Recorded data
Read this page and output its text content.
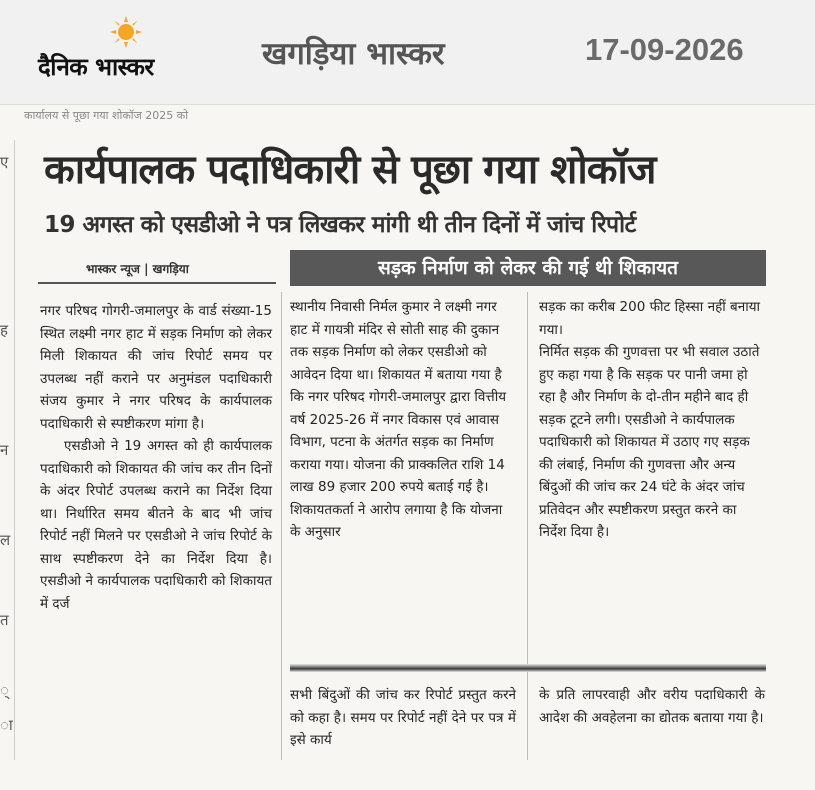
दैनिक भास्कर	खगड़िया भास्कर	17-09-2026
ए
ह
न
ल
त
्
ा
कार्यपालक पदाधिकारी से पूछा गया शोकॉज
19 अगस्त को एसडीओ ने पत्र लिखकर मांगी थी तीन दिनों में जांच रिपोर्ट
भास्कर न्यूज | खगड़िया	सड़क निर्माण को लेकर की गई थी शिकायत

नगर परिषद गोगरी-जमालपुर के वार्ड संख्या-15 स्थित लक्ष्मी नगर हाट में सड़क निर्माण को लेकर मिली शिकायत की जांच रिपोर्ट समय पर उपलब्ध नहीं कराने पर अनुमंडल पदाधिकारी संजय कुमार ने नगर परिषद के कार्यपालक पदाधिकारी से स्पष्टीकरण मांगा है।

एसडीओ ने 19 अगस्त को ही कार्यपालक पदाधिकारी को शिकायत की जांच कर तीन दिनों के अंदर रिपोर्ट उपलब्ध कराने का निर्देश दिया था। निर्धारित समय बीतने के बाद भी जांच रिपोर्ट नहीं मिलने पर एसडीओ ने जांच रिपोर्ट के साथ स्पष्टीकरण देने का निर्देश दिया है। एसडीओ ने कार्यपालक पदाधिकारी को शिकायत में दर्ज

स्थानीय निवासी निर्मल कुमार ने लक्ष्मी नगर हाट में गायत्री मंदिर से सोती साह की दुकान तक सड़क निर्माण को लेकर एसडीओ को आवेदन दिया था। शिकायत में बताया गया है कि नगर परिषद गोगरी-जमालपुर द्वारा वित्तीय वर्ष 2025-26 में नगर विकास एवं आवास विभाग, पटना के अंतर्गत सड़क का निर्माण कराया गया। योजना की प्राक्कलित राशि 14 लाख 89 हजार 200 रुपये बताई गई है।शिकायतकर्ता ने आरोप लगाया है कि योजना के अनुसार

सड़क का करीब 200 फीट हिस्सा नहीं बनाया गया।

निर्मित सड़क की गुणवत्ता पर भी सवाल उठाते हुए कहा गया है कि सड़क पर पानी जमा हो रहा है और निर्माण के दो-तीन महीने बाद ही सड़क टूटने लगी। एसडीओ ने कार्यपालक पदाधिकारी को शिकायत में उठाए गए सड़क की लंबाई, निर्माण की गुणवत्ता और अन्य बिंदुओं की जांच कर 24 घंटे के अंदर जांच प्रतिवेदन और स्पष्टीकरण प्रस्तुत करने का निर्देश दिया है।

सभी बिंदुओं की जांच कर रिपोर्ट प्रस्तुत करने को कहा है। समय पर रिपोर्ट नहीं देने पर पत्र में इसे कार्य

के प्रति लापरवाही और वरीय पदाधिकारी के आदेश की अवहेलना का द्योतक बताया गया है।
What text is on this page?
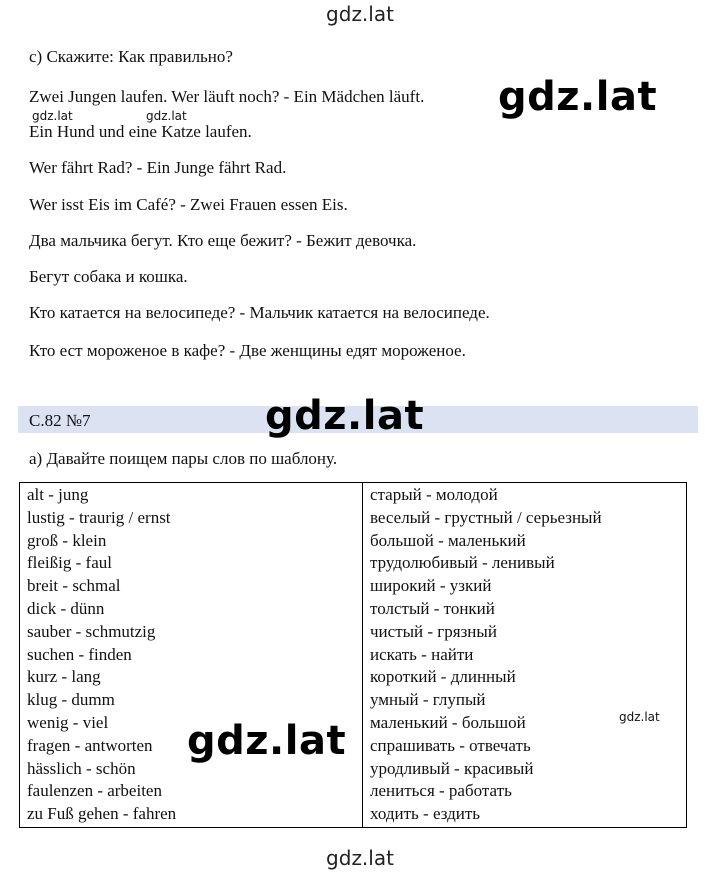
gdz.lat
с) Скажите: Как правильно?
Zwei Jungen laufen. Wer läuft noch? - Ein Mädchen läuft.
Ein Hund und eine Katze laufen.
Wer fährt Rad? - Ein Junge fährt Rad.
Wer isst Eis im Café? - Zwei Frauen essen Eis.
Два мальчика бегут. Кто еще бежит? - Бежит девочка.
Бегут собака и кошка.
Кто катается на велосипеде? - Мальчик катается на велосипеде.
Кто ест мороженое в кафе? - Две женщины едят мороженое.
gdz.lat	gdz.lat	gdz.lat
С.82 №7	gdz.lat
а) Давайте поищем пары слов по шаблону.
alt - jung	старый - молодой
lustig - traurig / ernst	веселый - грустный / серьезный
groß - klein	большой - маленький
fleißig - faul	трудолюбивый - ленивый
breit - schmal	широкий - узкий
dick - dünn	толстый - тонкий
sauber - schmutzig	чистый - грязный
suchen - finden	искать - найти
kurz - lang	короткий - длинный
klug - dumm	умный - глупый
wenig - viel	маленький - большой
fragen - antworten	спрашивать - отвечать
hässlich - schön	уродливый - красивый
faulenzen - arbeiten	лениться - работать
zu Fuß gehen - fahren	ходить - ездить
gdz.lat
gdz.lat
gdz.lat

> [Problem to solve]: Using the records above, select and copy every line that has the word "большой".

> [Answer]:
groß - klein	большой - маленький
wenig - viel	маленький - большой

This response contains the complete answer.